==== Exercise input
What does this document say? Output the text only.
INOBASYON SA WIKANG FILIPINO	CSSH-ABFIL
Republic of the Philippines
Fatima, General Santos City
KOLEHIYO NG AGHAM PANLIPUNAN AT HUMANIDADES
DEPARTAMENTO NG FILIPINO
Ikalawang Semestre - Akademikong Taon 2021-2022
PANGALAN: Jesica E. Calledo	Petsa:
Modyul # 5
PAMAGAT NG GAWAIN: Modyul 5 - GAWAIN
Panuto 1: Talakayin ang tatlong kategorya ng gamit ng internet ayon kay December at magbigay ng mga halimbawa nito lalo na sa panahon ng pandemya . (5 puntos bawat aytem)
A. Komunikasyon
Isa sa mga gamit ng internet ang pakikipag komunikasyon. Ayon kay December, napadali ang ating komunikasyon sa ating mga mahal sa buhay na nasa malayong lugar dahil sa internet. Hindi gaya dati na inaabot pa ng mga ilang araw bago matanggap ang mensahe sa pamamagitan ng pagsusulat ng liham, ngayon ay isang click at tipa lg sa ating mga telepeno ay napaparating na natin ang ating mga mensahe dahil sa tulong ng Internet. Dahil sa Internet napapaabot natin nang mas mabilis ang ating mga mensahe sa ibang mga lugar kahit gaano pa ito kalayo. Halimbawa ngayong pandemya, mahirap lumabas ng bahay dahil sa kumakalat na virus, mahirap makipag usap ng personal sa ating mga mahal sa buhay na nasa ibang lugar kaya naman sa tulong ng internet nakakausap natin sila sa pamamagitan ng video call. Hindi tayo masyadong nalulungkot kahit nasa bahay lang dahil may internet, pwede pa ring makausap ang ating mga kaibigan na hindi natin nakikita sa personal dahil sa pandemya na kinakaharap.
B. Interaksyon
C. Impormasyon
========
=== To do ===
Print each of the lines above again, unchanged.

=== Result of this task ===
What does this document say? Output the text only.
INOBASYON SA WIKANG FILIPINO	CSSH-ABFIL
Republic of the Philippines
Fatima, General Santos City
KOLEHIYO NG AGHAM PANLIPUNAN AT HUMANIDADES
DEPARTAMENTO NG FILIPINO
Ikalawang Semestre - Akademikong Taon 2021-2022
PANGALAN: Jesica E. Calledo	Petsa:
Modyul # 5
PAMAGAT NG GAWAIN: Modyul 5 - GAWAIN
Panuto 1: Talakayin ang tatlong kategorya ng gamit ng internet ayon kay December at magbigay ng mga halimbawa nito lalo na sa panahon ng pandemya . (5 puntos bawat aytem)
A. Komunikasyon
Isa sa mga gamit ng internet ang pakikipag komunikasyon. Ayon kay December, napadali ang ating komunikasyon sa ating mga mahal sa buhay na nasa malayong lugar dahil sa internet. Hindi gaya dati na inaabot pa ng mga ilang araw bago matanggap ang mensahe sa pamamagitan ng pagsusulat ng liham, ngayon ay isang click at tipa lg sa ating mga telepeno ay napaparating na natin ang ating mga mensahe dahil sa tulong ng Internet. Dahil sa Internet napapaabot natin nang mas mabilis ang ating mga mensahe sa ibang mga lugar kahit gaano pa ito kalayo. Halimbawa ngayong pandemya, mahirap lumabas ng bahay dahil sa kumakalat na virus, mahirap makipag usap ng personal sa ating mga mahal sa buhay na nasa ibang lugar kaya naman sa tulong ng internet nakakausap natin sila sa pamamagitan ng video call. Hindi tayo masyadong nalulungkot kahit nasa bahay lang dahil may internet, pwede pa ring makausap ang ating mga kaibigan na hindi natin nakikita sa personal dahil sa pandemya na kinakaharap.
B. Interaksyon
C. Impormasyon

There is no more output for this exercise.